PROVIDED RECORDS »
<<<<

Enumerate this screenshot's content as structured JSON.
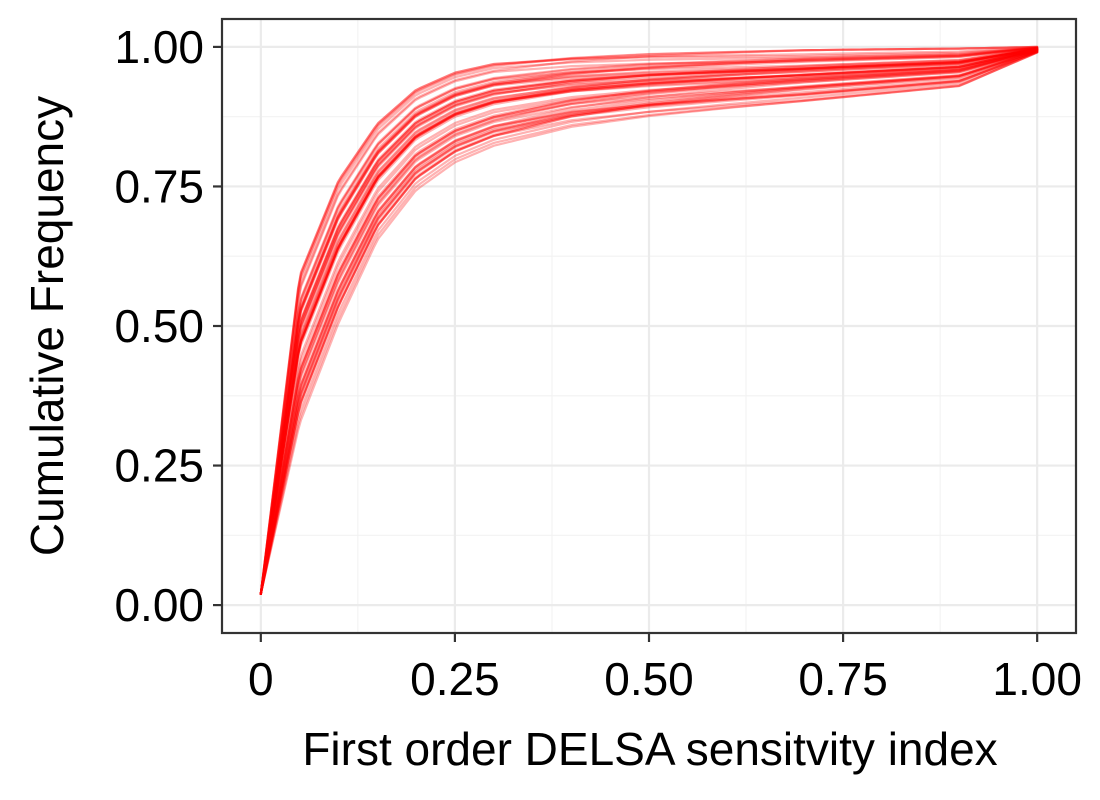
{
  "chart_data": {
    "type": "line",
    "title": "",
    "xlabel": "First order DELSA sensitvity index",
    "ylabel": "Cumulative Frequency",
    "xlim": [
      -0.05,
      1.05
    ],
    "ylim": [
      -0.05,
      1.05
    ],
    "x_ticks": [
      {
        "value": 0,
        "label": "0"
      },
      {
        "value": 0.25,
        "label": "0.25"
      },
      {
        "value": 0.5,
        "label": "0.50"
      },
      {
        "value": 0.75,
        "label": "0.75"
      },
      {
        "value": 1.0,
        "label": "1.00"
      }
    ],
    "y_ticks": [
      {
        "value": 0,
        "label": "0.00"
      },
      {
        "value": 0.25,
        "label": "0.25"
      },
      {
        "value": 0.5,
        "label": "0.50"
      },
      {
        "value": 0.75,
        "label": "0.75"
      },
      {
        "value": 1.0,
        "label": "1.00"
      }
    ],
    "grid": true,
    "legend": "none",
    "line_color": "#ff0000",
    "line_alpha": 0.3,
    "description_of_series": "Many overlapping empirical cumulative distribution curves of the first-order DELSA sensitivity index; each rises steeply from near 0 and approaches 1.00 at index 1.00.",
    "envelope": {
      "x": [
        0,
        0.05,
        0.1,
        0.15,
        0.2,
        0.25,
        0.3,
        0.4,
        0.5,
        0.6,
        0.75,
        0.9,
        1.0
      ],
      "upper": [
        0.02,
        0.6,
        0.77,
        0.87,
        0.93,
        0.96,
        0.975,
        0.985,
        0.99,
        0.992,
        0.995,
        0.997,
        1.0
      ],
      "lower": [
        0.02,
        0.32,
        0.5,
        0.65,
        0.74,
        0.79,
        0.82,
        0.855,
        0.875,
        0.89,
        0.91,
        0.93,
        0.99
      ]
    }
  }
}
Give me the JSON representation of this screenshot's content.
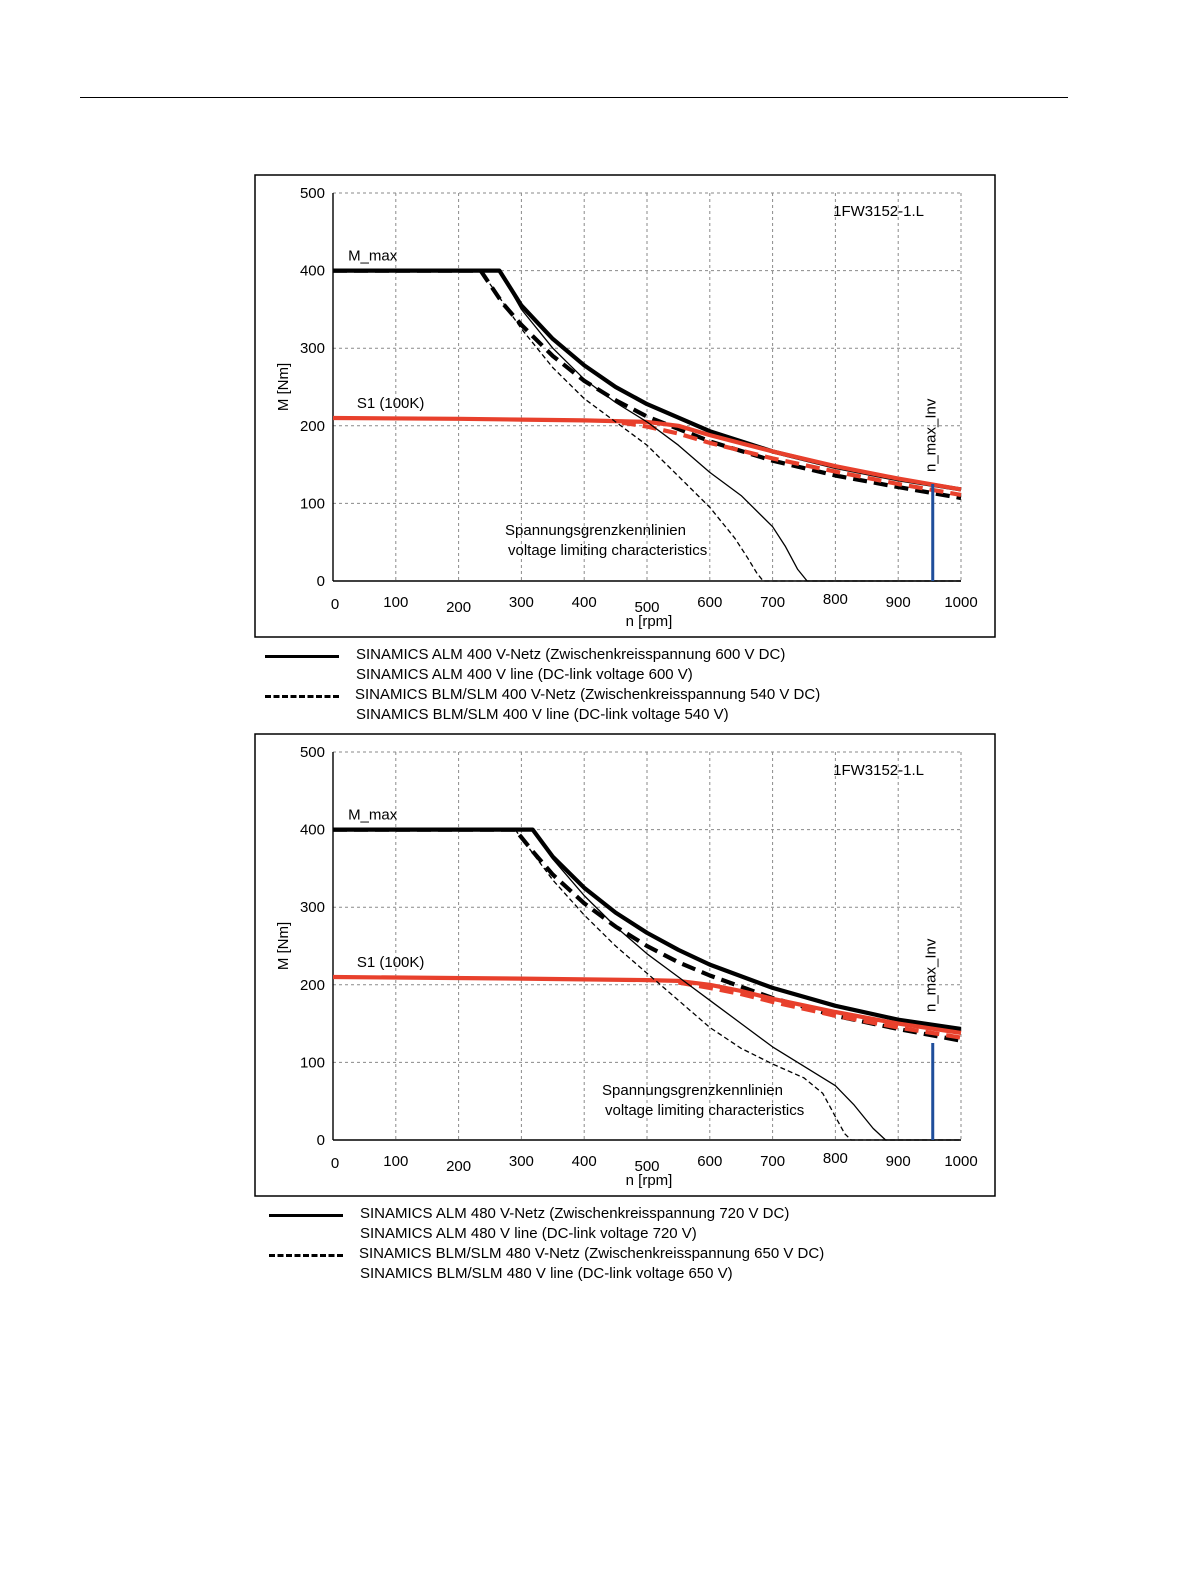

>>>>

REQUIRED WORK »
Return the listing above unchanged, apart from dropping its pictures.

OUTPUT BELOW »
Enumerate this screenshot's content as structured JSON.
{
  "chart_data": {
    "type": "line",
    "title": "",
    "xlabel": "First order DELSA sensitvity index",
    "ylabel": "Cumulative Frequency",
    "xlim": [
      -0.05,
      1.05
    ],
    "ylim": [
      -0.05,
      1.05
    ],
    "x_ticks": [
      {
        "value": 0,
        "label": "0"
      },
      {
        "value": 0.25,
        "label": "0.25"
      },
      {
        "value": 0.5,
        "label": "0.50"
      },
      {
        "value": 0.75,
        "label": "0.75"
      },
      {
        "value": 1.0,
        "label": "1.00"
      }
    ],
    "y_ticks": [
      {
        "value": 0,
        "label": "0.00"
      },
      {
        "value": 0.25,
        "label": "0.25"
      },
      {
        "value": 0.5,
        "label": "0.50"
      },
      {
        "value": 0.75,
        "label": "0.75"
      },
      {
        "value": 1.0,
        "label": "1.00"
      }
    ],
    "grid": true,
    "legend": "none",
    "line_color": "#ff0000",
    "line_alpha": 0.3,
    "description_of_series": "Many overlapping empirical cumulative distribution curves of the first-order DELSA sensitivity index; each rises steeply from near 0 and approaches 1.00 at index 1.00.",
    "envelope": {
      "x": [
        0,
        0.05,
        0.1,
        0.15,
        0.2,
        0.25,
        0.3,
        0.4,
        0.5,
        0.6,
        0.75,
        0.9,
        1.0
      ],
      "upper": [
        0.02,
        0.6,
        0.77,
        0.87,
        0.93,
        0.96,
        0.975,
        0.985,
        0.99,
        0.992,
        0.995,
        0.997,
        1.0
      ],
      "lower": [
        0.02,
        0.32,
        0.5,
        0.65,
        0.74,
        0.79,
        0.82,
        0.855,
        0.875,
        0.89,
        0.91,
        0.93,
        0.99
      ]
    }
  }
}
Give me the JSON representation of this screenshot's content.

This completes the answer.